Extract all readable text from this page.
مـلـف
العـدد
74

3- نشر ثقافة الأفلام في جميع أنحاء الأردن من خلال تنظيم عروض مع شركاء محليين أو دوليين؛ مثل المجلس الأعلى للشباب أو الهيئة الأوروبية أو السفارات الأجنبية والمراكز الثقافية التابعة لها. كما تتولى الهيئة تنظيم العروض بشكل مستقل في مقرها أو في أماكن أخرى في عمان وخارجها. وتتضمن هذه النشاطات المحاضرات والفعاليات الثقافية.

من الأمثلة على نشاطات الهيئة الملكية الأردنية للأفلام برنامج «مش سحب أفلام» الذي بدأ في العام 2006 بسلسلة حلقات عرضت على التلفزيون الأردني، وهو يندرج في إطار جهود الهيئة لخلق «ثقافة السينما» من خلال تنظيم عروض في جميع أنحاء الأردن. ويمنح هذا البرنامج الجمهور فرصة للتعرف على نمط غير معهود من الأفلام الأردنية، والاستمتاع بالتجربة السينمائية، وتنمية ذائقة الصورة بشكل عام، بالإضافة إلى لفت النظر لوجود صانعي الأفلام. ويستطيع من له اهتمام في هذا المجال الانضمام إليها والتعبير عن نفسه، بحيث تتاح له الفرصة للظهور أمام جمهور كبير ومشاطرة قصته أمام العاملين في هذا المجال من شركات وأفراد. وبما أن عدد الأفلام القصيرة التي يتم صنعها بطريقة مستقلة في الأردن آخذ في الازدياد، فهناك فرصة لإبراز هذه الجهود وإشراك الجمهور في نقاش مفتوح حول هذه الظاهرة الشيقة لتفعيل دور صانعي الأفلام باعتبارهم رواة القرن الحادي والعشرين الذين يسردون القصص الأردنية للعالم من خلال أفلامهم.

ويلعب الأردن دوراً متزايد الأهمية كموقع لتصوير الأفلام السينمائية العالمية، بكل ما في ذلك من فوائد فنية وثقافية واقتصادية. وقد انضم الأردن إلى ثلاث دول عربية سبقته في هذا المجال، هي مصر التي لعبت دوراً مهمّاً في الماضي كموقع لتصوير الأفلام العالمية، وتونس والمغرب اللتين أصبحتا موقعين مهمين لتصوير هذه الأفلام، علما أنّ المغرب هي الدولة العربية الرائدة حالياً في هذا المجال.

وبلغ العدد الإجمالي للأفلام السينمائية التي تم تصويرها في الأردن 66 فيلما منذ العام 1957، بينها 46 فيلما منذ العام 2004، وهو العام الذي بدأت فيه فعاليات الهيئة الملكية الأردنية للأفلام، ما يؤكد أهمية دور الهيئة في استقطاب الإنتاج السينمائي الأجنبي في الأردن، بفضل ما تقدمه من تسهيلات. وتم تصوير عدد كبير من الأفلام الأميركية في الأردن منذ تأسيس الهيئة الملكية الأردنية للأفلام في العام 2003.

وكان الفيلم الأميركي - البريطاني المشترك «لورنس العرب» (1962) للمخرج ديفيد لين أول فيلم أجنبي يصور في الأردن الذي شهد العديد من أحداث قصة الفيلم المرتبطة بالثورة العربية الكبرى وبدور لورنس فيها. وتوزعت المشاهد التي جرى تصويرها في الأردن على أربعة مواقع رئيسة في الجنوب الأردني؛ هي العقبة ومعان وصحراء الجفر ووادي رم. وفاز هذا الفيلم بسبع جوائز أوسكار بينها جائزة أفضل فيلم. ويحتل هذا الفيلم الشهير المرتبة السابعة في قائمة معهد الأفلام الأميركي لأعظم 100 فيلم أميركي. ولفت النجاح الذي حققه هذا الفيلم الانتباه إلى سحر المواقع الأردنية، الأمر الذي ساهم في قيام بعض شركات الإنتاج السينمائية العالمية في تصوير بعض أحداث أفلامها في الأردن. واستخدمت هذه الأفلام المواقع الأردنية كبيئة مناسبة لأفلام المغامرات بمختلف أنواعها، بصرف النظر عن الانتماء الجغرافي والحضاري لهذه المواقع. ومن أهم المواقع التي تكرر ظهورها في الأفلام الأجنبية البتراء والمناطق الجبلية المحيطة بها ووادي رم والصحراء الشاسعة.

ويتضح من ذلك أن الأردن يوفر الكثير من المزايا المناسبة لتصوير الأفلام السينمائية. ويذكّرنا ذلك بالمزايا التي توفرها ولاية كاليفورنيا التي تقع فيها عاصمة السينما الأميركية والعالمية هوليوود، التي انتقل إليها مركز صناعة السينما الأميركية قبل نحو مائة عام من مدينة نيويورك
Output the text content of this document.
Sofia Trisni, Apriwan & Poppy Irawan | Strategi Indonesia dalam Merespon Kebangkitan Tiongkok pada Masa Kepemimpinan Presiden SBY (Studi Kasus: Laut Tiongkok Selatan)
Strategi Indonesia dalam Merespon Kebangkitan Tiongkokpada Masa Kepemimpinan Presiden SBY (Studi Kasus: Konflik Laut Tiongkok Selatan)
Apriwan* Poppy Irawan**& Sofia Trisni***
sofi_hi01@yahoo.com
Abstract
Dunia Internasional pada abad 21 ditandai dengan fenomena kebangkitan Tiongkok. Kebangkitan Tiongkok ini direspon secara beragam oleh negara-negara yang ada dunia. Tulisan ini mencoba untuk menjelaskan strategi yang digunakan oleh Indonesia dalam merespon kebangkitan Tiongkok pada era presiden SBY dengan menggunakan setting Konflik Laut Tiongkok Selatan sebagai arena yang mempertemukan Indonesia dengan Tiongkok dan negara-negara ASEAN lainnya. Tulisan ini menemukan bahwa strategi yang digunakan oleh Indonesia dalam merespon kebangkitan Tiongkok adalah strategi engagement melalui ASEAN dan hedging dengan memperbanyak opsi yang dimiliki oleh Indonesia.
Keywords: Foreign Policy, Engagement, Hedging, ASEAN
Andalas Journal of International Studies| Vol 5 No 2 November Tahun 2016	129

▸ What you should do: Look through the entries and work out how many lines have the word "Kasus" in them; reply with that number only.

▸ Answer to this task: 2